Work to complete
Pull out every line of the entries below that contains the string "annotation".

Dataset extract
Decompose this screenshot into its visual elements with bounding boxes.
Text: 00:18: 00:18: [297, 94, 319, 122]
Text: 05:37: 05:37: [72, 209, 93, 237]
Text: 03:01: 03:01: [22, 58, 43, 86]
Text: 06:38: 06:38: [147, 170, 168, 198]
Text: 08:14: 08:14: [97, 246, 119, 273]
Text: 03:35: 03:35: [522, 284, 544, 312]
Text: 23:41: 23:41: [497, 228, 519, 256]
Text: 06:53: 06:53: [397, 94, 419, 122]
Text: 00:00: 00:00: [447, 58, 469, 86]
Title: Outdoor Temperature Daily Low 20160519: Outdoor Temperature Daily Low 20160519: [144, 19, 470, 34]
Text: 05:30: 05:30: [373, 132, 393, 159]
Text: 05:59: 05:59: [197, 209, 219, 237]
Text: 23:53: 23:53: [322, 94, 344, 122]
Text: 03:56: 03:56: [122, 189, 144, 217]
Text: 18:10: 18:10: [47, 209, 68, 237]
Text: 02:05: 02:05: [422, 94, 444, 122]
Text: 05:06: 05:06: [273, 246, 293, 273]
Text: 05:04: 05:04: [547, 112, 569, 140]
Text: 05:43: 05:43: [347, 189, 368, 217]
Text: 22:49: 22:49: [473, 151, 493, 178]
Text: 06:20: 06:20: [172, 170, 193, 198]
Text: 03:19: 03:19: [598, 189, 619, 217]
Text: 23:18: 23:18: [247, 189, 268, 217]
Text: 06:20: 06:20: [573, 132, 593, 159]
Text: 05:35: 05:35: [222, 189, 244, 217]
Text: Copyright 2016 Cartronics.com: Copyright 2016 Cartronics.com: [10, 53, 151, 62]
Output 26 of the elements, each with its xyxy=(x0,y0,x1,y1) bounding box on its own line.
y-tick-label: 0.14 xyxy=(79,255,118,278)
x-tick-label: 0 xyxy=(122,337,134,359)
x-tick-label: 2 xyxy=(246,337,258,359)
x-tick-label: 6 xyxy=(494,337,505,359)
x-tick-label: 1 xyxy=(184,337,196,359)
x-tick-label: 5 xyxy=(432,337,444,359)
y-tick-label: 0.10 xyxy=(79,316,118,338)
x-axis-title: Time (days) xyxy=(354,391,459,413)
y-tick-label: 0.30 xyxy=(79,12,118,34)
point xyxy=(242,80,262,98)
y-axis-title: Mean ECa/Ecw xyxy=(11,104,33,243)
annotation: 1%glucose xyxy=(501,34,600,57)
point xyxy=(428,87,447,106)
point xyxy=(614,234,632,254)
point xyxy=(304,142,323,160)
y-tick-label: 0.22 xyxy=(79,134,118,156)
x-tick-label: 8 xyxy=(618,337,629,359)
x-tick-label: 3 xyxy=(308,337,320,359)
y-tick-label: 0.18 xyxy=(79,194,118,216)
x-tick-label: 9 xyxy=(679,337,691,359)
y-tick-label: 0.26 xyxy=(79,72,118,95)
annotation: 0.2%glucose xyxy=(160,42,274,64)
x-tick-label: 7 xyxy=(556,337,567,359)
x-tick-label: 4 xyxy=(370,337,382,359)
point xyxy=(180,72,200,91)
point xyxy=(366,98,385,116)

Solved problem
annotation: 1%glucose xyxy=(501,34,600,57)
annotation: 0.2%glucose xyxy=(160,42,274,64)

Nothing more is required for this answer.